What is being asked:
Your task is to print the material below exactly as presented.

Data records:

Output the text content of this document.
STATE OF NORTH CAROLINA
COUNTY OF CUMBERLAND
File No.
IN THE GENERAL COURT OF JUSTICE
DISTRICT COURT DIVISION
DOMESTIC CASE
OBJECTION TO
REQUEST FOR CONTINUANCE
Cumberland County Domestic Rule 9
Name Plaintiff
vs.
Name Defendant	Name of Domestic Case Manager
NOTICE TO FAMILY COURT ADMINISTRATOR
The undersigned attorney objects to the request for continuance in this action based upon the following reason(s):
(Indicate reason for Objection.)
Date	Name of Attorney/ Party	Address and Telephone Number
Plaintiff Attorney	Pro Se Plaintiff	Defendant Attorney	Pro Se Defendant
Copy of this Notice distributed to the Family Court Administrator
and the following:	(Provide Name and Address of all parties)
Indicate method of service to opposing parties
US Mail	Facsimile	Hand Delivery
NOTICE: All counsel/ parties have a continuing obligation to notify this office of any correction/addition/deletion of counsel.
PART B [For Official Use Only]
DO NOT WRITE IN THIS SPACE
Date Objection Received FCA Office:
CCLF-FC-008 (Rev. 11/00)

Result:
Output the text content of this document.
STATE OF NORTH CAROLINA
COUNTY OF CUMBERLAND
File No.
IN THE GENERAL COURT OF JUSTICE
DISTRICT COURT DIVISION
DOMESTIC CASE
OBJECTION TO
REQUEST FOR CONTINUANCE
Cumberland County Domestic Rule 9
Name Plaintiff
vs.
Name Defendant	Name of Domestic Case Manager
NOTICE TO FAMILY COURT ADMINISTRATOR
The undersigned attorney objects to the request for continuance in this action based upon the following reason(s):
(Indicate reason for Objection.)
Date	Name of Attorney/ Party	Address and Telephone Number
Plaintiff Attorney	Pro Se Plaintiff	Defendant Attorney	Pro Se Defendant
Copy of this Notice distributed to the Family Court Administrator
and the following:	(Provide Name and Address of all parties)
Indicate method of service to opposing parties
US Mail	Facsimile	Hand Delivery
NOTICE: All counsel/ parties have a continuing obligation to notify this office of any correction/addition/deletion of counsel.
PART B [For Official Use Only]
DO NOT WRITE IN THIS SPACE
Date Objection Received FCA Office:
CCLF-FC-008 (Rev. 11/00)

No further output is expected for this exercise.